Exercise task: Give back the records below exactly, every one, with no pictures.

Exercise inputs:
+--
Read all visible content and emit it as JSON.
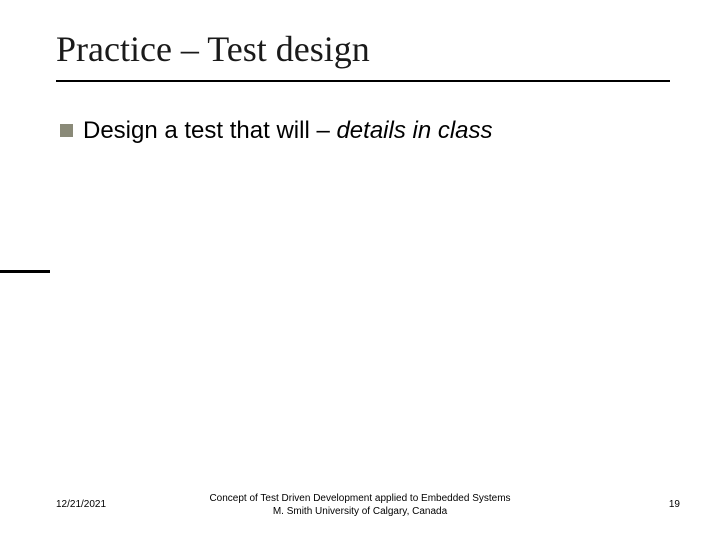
{
  "slide": {
    "title": "Practice – Test design",
    "title_color": "#1a1a1a",
    "title_fontsize": 36,
    "underline_color": "#000000",
    "sideline_color": "#000000",
    "bullet": {
      "marker_color": "#8a8a78",
      "text_plain": "Design a test that will – ",
      "text_italic": "details in class",
      "fontsize": 24
    },
    "footer": {
      "date": "12/21/2021",
      "center_line1": "Concept of Test Driven Development applied to Embedded Systems",
      "center_line2": "M. Smith University of Calgary, Canada",
      "page": "19",
      "fontsize": 10
    },
    "background": "#ffffff"
  }
}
+--
Solved problem:
Read all visible content and emit it as JSON.
{
  "slide": {
    "title": "Practice – Test design",
    "title_color": "#1a1a1a",
    "title_fontsize": 36,
    "underline_color": "#000000",
    "sideline_color": "#000000",
    "bullet": {
      "marker_color": "#8a8a78",
      "text_plain": "Design a test that will – ",
      "text_italic": "details in class",
      "fontsize": 24
    },
    "footer": {
      "date": "12/21/2021",
      "center_line1": "Concept of Test Driven Development applied to Embedded Systems",
      "center_line2": "M. Smith University of Calgary, Canada",
      "page": "19",
      "fontsize": 10
    },
    "background": "#ffffff"
  }
}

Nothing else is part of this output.